• [WHAT YOU WILL DO]:
Extract each line of the data and write it out again exactly.

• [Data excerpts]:
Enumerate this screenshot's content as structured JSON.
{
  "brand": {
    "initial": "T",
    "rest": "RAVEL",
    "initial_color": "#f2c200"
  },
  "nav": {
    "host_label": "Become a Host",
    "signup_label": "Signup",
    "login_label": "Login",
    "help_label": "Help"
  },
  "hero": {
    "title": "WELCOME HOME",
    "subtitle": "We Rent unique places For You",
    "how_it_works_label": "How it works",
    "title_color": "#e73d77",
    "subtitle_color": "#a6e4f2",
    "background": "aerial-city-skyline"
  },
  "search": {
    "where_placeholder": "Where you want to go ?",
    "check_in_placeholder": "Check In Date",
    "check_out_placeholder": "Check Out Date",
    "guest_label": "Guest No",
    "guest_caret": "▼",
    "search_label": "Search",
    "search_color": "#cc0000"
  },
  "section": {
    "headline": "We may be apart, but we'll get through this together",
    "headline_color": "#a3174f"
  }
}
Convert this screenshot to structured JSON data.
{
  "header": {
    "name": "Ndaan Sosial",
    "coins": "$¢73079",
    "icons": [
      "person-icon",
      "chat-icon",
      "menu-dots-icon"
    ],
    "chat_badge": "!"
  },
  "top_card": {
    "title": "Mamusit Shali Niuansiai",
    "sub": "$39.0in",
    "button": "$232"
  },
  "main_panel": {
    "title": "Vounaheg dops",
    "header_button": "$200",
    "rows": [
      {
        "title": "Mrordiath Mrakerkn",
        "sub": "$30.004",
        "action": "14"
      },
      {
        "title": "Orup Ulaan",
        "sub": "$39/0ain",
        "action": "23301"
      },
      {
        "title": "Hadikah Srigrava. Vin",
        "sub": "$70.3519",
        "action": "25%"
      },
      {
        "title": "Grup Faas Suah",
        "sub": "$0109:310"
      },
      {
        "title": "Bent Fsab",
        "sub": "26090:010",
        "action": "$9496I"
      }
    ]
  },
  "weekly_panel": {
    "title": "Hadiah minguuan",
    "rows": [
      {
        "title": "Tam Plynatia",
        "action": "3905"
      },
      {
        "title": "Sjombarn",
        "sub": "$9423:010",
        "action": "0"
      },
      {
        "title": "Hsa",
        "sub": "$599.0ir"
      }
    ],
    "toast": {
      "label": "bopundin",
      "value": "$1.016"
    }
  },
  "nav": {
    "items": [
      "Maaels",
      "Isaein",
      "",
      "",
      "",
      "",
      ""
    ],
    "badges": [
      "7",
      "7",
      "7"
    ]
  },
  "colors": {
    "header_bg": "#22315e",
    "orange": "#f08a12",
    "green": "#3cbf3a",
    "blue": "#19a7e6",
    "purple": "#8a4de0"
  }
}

• [RESULT OF THE TASK]:
Enumerate this screenshot's content as structured JSON.
{
  "brand": {
    "initial": "T",
    "rest": "RAVEL",
    "initial_color": "#f2c200"
  },
  "nav": {
    "host_label": "Become a Host",
    "signup_label": "Signup",
    "login_label": "Login",
    "help_label": "Help"
  },
  "hero": {
    "title": "WELCOME HOME",
    "subtitle": "We Rent unique places For You",
    "how_it_works_label": "How it works",
    "title_color": "#e73d77",
    "subtitle_color": "#a6e4f2",
    "background": "aerial-city-skyline"
  },
  "search": {
    "where_placeholder": "Where you want to go ?",
    "check_in_placeholder": "Check In Date",
    "check_out_placeholder": "Check Out Date",
    "guest_label": "Guest No",
    "guest_caret": "▼",
    "search_label": "Search",
    "search_color": "#cc0000"
  },
  "section": {
    "headline": "We may be apart, but we'll get through this together",
    "headline_color": "#a3174f"
  }
}
Convert this screenshot to structured JSON data.
{
  "header": {
    "name": "Ndaan Sosial",
    "coins": "$¢73079",
    "icons": [
      "person-icon",
      "chat-icon",
      "menu-dots-icon"
    ],
    "chat_badge": "!"
  },
  "top_card": {
    "title": "Mamusit Shali Niuansiai",
    "sub": "$39.0in",
    "button": "$232"
  },
  "main_panel": {
    "title": "Vounaheg dops",
    "header_button": "$200",
    "rows": [
      {
        "title": "Mrordiath Mrakerkn",
        "sub": "$30.004",
        "action": "14"
      },
      {
        "title": "Orup Ulaan",
        "sub": "$39/0ain",
        "action": "23301"
      },
      {
        "title": "Hadikah Srigrava. Vin",
        "sub": "$70.3519",
        "action": "25%"
      },
      {
        "title": "Grup Faas Suah",
        "sub": "$0109:310"
      },
      {
        "title": "Bent Fsab",
        "sub": "26090:010",
        "action": "$9496I"
      }
    ]
  },
  "weekly_panel": {
    "title": "Hadiah minguuan",
    "rows": [
      {
        "title": "Tam Plynatia",
        "action": "3905"
      },
      {
        "title": "Sjombarn",
        "sub": "$9423:010",
        "action": "0"
      },
      {
        "title": "Hsa",
        "sub": "$599.0ir"
      }
    ],
    "toast": {
      "label": "bopundin",
      "value": "$1.016"
    }
  },
  "nav": {
    "items": [
      "Maaels",
      "Isaein",
      "",
      "",
      "",
      "",
      ""
    ],
    "badges": [
      "7",
      "7",
      "7"
    ]
  },
  "colors": {
    "header_bg": "#22315e",
    "orange": "#f08a12",
    "green": "#3cbf3a",
    "blue": "#19a7e6",
    "purple": "#8a4de0"
  }
}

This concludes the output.